# Items from a figure collection
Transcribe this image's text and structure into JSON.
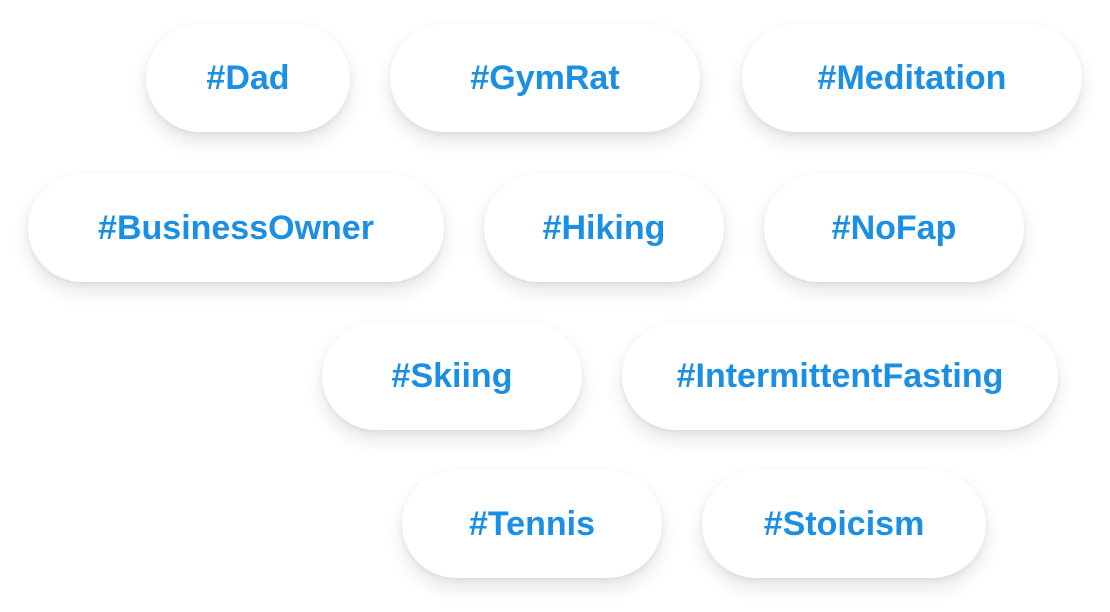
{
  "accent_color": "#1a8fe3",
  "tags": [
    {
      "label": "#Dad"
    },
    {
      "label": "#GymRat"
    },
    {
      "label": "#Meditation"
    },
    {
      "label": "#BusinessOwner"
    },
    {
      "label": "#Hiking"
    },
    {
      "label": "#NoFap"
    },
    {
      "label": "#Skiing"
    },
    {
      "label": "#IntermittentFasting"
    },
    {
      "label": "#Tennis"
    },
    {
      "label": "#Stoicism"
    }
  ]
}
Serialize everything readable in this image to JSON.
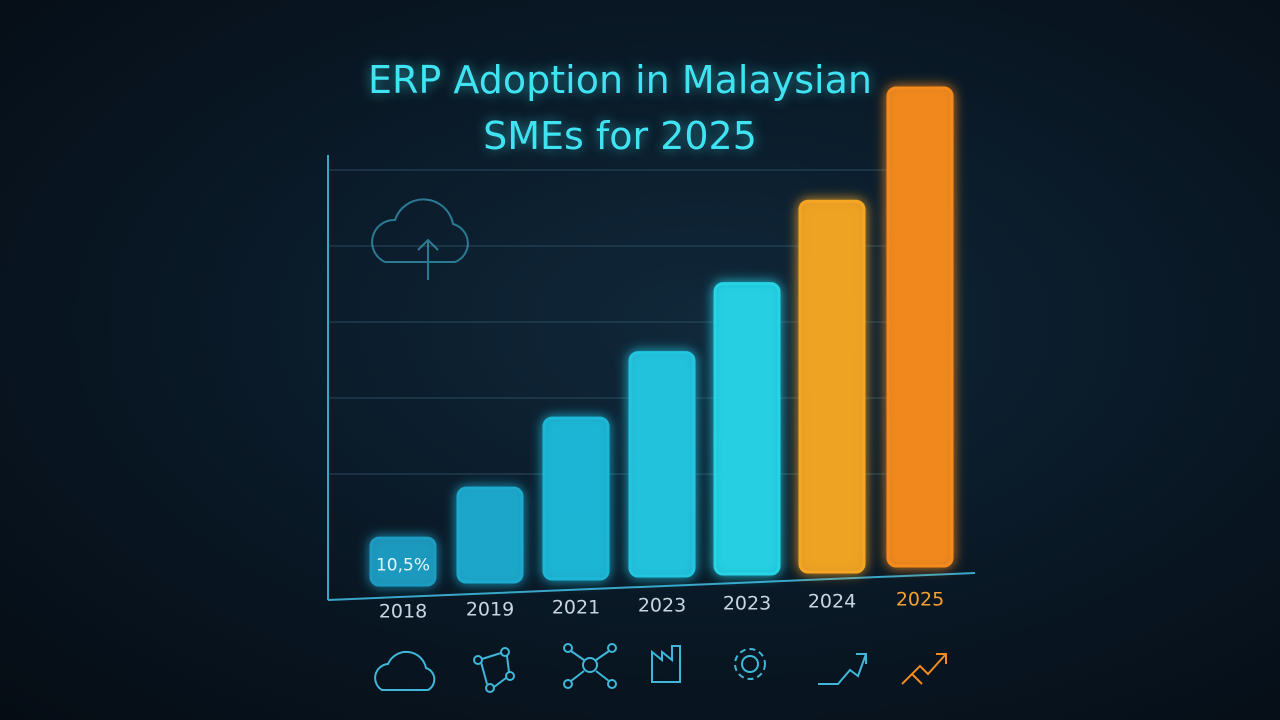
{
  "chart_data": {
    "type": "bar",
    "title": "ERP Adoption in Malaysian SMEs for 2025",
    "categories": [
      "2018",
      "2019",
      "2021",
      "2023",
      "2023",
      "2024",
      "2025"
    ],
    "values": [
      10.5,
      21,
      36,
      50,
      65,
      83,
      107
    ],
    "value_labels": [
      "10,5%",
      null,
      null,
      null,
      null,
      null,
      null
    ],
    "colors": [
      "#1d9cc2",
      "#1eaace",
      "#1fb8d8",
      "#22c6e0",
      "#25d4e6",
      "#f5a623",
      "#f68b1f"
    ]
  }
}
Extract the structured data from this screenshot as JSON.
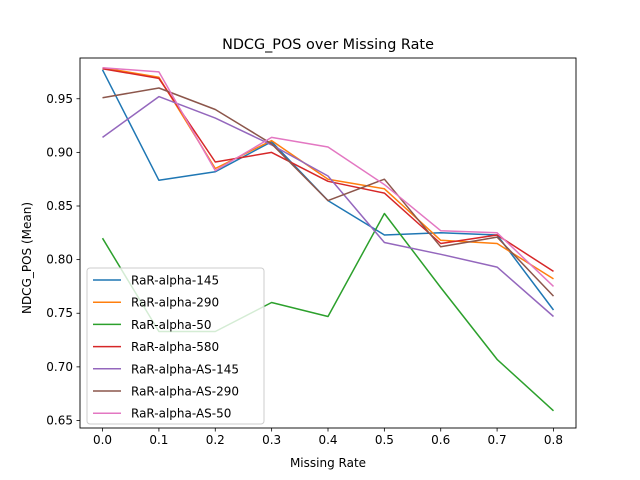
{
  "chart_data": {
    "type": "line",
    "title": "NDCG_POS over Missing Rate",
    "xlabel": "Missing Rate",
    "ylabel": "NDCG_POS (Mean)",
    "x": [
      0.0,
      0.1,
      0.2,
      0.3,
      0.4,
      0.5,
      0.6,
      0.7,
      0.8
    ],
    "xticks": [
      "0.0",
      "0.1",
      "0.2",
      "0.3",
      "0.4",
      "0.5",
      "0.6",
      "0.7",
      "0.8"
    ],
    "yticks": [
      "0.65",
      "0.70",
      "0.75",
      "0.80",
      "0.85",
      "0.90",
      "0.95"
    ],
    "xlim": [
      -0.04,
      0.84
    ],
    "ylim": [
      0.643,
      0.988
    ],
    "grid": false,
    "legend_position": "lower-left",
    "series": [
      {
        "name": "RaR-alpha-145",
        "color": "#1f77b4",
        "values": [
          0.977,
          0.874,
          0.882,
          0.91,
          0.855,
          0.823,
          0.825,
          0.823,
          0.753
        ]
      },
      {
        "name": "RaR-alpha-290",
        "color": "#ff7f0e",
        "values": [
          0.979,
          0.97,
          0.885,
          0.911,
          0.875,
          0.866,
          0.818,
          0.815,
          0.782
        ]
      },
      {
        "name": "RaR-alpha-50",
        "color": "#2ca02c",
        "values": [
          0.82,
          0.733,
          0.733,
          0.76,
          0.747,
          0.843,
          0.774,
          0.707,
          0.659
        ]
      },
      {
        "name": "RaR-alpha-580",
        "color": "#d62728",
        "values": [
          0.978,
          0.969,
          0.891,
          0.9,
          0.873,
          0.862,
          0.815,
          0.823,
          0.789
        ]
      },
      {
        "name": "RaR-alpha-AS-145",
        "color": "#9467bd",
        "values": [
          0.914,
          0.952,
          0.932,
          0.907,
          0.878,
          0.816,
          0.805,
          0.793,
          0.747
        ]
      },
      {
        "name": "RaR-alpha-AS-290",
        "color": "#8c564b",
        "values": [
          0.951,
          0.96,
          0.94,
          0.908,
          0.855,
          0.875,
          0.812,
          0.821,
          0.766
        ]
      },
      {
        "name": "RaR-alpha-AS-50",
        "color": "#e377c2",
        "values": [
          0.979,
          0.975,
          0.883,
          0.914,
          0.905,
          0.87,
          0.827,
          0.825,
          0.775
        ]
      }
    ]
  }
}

# Given request
Copy out each line word for word, please, skipping the images.

# Completed exercise
Transcribe this image's text and structure into JSON.
{
  "accent_color": "#1a8fe3",
  "tags": [
    {
      "label": "#Dad"
    },
    {
      "label": "#GymRat"
    },
    {
      "label": "#Meditation"
    },
    {
      "label": "#BusinessOwner"
    },
    {
      "label": "#Hiking"
    },
    {
      "label": "#NoFap"
    },
    {
      "label": "#Skiing"
    },
    {
      "label": "#IntermittentFasting"
    },
    {
      "label": "#Tennis"
    },
    {
      "label": "#Stoicism"
    }
  ]
}
Serialize everything readable in this image to JSON.
{
  "chart_data": {
    "type": "bar",
    "title": "ERP Adoption in Malaysian SMEs for 2025",
    "categories": [
      "2018",
      "2019",
      "2021",
      "2023",
      "2023",
      "2024",
      "2025"
    ],
    "values": [
      10.5,
      21,
      36,
      50,
      65,
      83,
      107
    ],
    "value_labels": [
      "10,5%",
      null,
      null,
      null,
      null,
      null,
      null
    ],
    "colors": [
      "#1d9cc2",
      "#1eaace",
      "#1fb8d8",
      "#22c6e0",
      "#25d4e6",
      "#f5a623",
      "#f68b1f"
    ]
  }
}
Extract the structured data from this screenshot as JSON.
{
  "chart_data": {
    "type": "line",
    "title": "NDCG_POS over Missing Rate",
    "xlabel": "Missing Rate",
    "ylabel": "NDCG_POS (Mean)",
    "x": [
      0.0,
      0.1,
      0.2,
      0.3,
      0.4,
      0.5,
      0.6,
      0.7,
      0.8
    ],
    "xticks": [
      "0.0",
      "0.1",
      "0.2",
      "0.3",
      "0.4",
      "0.5",
      "0.6",
      "0.7",
      "0.8"
    ],
    "yticks": [
      "0.65",
      "0.70",
      "0.75",
      "0.80",
      "0.85",
      "0.90",
      "0.95"
    ],
    "xlim": [
      -0.04,
      0.84
    ],
    "ylim": [
      0.643,
      0.988
    ],
    "grid": false,
    "legend_position": "lower-left",
    "series": [
      {
        "name": "RaR-alpha-145",
        "color": "#1f77b4",
        "values": [
          0.977,
          0.874,
          0.882,
          0.91,
          0.855,
          0.823,
          0.825,
          0.823,
          0.753
        ]
      },
      {
        "name": "RaR-alpha-290",
        "color": "#ff7f0e",
        "values": [
          0.979,
          0.97,
          0.885,
          0.911,
          0.875,
          0.866,
          0.818,
          0.815,
          0.782
        ]
      },
      {
        "name": "RaR-alpha-50",
        "color": "#2ca02c",
        "values": [
          0.82,
          0.733,
          0.733,
          0.76,
          0.747,
          0.843,
          0.774,
          0.707,
          0.659
        ]
      },
      {
        "name": "RaR-alpha-580",
        "color": "#d62728",
        "values": [
          0.978,
          0.969,
          0.891,
          0.9,
          0.873,
          0.862,
          0.815,
          0.823,
          0.789
        ]
      },
      {
        "name": "RaR-alpha-AS-145",
        "color": "#9467bd",
        "values": [
          0.914,
          0.952,
          0.932,
          0.907,
          0.878,
          0.816,
          0.805,
          0.793,
          0.747
        ]
      },
      {
        "name": "RaR-alpha-AS-290",
        "color": "#8c564b",
        "values": [
          0.951,
          0.96,
          0.94,
          0.908,
          0.855,
          0.875,
          0.812,
          0.821,
          0.766
        ]
      },
      {
        "name": "RaR-alpha-AS-50",
        "color": "#e377c2",
        "values": [
          0.979,
          0.975,
          0.883,
          0.914,
          0.905,
          0.87,
          0.827,
          0.825,
          0.775
        ]
      }
    ]
  }
}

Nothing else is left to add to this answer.